Your instructions →
Copy each line of the records below that has "Black" in it.

:: Source data ::

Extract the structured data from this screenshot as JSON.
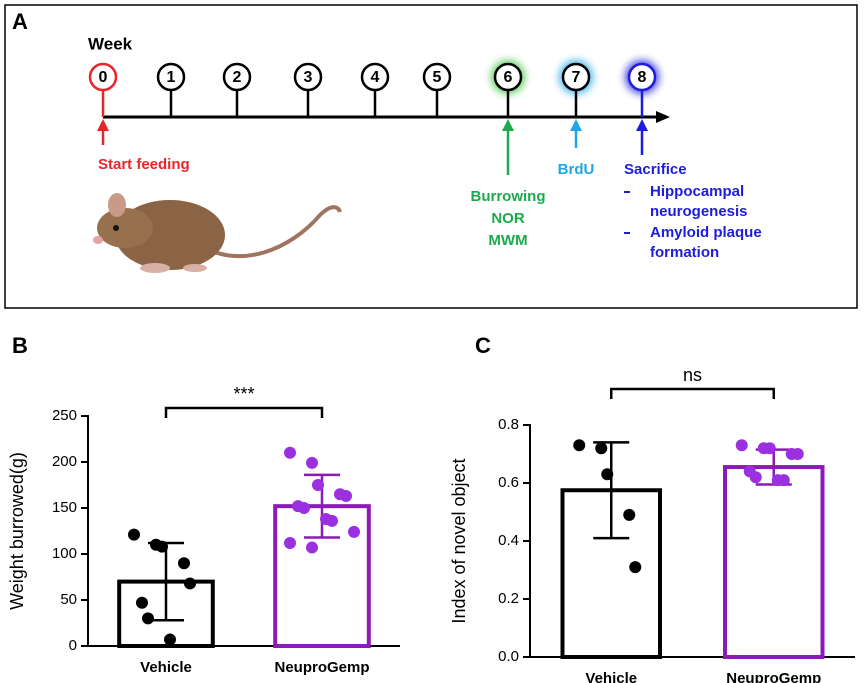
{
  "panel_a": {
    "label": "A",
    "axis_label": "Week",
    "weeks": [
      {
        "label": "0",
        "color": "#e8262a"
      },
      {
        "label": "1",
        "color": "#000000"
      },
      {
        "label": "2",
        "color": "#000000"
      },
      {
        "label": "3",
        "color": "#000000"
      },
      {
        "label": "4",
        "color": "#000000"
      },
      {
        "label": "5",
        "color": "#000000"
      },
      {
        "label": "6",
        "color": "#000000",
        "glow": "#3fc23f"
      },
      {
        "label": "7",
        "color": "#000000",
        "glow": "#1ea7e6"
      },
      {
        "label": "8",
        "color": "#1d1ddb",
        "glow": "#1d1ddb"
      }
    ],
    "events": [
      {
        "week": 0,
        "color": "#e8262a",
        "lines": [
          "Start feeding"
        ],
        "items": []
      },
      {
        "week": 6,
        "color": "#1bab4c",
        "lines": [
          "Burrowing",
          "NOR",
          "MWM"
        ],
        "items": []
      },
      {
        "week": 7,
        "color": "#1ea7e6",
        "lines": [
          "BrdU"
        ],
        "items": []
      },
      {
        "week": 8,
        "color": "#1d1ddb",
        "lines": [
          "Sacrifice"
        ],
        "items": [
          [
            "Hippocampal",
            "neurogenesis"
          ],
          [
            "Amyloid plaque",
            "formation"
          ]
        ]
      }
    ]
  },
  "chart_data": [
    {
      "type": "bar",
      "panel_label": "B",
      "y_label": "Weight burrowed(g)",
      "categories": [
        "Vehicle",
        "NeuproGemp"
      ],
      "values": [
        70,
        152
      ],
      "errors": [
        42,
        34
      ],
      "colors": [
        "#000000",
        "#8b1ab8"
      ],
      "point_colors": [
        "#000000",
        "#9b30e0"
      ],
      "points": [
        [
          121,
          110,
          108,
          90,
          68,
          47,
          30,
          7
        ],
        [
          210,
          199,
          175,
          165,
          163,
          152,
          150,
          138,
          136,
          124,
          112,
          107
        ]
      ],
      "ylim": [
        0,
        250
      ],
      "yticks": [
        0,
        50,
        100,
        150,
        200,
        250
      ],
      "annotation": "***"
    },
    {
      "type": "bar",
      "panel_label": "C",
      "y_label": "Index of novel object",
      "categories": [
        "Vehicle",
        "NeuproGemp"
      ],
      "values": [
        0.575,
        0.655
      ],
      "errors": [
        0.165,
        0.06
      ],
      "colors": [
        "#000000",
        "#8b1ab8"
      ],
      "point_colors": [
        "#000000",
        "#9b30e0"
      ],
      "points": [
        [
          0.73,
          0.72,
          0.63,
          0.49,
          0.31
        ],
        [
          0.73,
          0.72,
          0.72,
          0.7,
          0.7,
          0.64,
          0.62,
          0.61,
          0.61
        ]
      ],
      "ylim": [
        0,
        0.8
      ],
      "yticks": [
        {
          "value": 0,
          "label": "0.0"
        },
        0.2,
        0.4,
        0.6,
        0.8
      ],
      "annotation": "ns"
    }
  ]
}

:::
:: Source data ::

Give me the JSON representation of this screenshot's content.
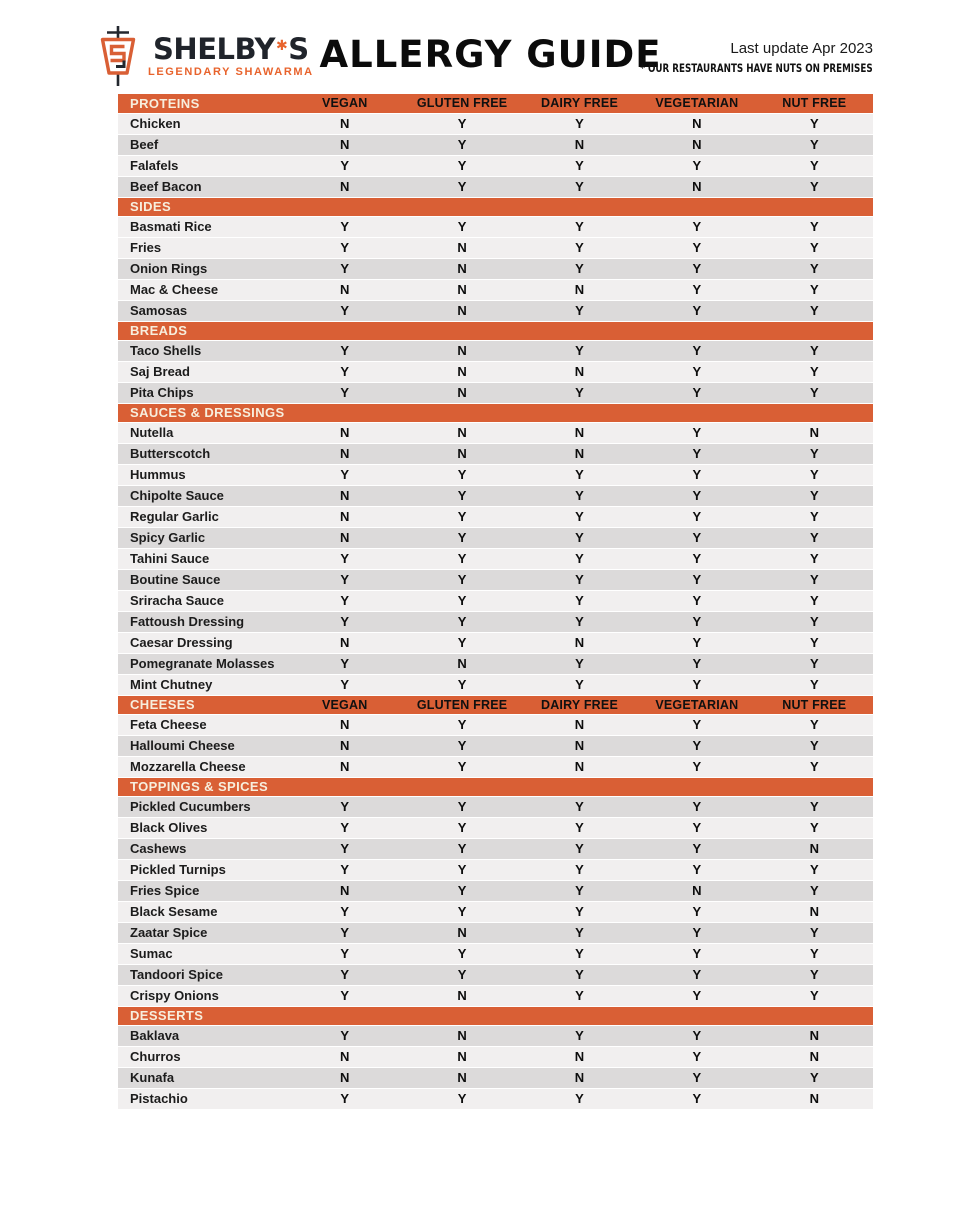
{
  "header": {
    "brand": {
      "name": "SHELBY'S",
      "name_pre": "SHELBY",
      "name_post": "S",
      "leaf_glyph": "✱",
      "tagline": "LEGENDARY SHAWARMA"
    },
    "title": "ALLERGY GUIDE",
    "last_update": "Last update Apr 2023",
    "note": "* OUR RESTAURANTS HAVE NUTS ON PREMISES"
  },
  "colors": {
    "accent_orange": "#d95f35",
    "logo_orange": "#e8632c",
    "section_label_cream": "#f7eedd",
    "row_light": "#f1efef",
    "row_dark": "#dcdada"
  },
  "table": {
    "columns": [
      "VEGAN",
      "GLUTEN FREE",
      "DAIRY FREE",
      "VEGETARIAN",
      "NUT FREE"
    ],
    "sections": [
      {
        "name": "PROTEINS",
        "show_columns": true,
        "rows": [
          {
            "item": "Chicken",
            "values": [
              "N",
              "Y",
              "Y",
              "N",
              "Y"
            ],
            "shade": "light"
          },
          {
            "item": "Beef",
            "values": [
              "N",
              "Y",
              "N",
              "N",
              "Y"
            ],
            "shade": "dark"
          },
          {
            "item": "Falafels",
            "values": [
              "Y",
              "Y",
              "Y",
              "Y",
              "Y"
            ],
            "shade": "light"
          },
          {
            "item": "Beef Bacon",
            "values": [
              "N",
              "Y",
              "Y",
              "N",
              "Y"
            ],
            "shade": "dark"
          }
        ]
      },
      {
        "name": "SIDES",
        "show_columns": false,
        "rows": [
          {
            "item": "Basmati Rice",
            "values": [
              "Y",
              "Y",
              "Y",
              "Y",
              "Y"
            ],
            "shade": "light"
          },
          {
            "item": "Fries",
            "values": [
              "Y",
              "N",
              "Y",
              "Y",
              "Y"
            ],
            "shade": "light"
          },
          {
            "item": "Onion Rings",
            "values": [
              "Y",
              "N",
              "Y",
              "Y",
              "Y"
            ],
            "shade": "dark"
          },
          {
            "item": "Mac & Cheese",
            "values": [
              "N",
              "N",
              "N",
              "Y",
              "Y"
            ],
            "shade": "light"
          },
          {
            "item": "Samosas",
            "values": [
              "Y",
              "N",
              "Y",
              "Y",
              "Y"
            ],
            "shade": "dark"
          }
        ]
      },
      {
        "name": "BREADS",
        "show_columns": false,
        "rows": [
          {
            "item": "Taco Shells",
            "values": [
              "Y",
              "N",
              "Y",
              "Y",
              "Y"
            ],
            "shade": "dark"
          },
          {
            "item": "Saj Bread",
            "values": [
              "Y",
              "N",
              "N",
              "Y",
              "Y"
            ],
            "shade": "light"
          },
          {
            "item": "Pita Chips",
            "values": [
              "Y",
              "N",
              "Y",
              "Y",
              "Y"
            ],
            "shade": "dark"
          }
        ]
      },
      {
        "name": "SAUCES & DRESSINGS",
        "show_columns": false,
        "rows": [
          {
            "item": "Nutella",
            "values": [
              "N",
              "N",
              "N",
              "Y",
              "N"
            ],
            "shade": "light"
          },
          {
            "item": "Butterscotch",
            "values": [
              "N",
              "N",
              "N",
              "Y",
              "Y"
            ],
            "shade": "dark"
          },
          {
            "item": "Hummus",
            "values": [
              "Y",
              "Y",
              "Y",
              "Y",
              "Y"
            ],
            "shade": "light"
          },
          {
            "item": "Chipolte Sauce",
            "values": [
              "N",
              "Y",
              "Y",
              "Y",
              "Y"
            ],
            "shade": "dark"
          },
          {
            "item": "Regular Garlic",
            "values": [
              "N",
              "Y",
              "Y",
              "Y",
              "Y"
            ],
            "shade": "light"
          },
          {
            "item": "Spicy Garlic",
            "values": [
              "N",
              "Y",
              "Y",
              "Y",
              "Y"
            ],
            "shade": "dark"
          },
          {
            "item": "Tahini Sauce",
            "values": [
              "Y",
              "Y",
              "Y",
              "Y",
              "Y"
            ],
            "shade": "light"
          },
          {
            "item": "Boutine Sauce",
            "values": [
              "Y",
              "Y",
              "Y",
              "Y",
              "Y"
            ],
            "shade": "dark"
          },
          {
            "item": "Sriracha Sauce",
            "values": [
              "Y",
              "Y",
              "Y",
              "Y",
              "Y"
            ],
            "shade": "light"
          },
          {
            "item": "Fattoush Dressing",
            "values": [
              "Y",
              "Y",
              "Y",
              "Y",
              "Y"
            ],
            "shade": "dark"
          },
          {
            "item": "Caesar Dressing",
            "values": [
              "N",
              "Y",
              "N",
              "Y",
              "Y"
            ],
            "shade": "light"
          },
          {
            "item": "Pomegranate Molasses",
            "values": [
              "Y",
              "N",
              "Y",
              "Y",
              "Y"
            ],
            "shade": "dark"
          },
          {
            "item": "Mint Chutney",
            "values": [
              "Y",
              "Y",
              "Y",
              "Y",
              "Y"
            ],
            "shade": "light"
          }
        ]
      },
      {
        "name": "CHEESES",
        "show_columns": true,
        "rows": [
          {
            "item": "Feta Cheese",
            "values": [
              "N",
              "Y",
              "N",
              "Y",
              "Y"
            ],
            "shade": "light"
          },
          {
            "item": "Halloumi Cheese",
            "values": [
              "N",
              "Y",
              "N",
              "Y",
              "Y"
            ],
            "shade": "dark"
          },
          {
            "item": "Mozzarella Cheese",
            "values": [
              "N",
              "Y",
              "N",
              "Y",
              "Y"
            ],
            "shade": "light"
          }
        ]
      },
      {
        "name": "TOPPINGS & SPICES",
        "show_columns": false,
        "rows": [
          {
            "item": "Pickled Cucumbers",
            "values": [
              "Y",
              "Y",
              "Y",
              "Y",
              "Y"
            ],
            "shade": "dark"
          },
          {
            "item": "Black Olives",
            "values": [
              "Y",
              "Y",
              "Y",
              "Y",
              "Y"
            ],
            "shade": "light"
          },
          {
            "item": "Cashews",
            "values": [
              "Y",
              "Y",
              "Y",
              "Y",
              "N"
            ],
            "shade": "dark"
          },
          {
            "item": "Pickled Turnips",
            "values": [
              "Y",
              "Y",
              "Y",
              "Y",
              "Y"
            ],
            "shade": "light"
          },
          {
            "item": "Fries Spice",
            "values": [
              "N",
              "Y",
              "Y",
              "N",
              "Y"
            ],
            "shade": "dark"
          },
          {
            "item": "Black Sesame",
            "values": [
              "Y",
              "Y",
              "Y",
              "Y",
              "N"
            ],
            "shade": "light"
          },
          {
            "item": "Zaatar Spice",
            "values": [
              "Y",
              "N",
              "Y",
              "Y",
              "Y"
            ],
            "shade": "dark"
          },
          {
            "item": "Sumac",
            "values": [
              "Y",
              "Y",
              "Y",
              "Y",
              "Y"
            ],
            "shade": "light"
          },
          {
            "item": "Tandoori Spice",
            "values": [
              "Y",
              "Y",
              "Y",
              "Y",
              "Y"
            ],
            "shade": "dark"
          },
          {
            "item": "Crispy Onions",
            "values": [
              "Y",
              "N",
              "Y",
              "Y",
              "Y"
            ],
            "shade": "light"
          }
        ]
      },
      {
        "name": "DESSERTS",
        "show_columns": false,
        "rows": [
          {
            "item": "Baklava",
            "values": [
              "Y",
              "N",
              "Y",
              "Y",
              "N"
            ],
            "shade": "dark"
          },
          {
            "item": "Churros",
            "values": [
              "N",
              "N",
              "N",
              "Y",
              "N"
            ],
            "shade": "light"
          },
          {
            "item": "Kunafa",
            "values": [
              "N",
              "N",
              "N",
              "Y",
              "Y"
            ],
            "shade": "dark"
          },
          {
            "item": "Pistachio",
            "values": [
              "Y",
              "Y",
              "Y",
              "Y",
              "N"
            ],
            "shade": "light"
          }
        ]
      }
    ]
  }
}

:::

Task answer →
            "item": "Black Olives",
            "item": "Black Sesame",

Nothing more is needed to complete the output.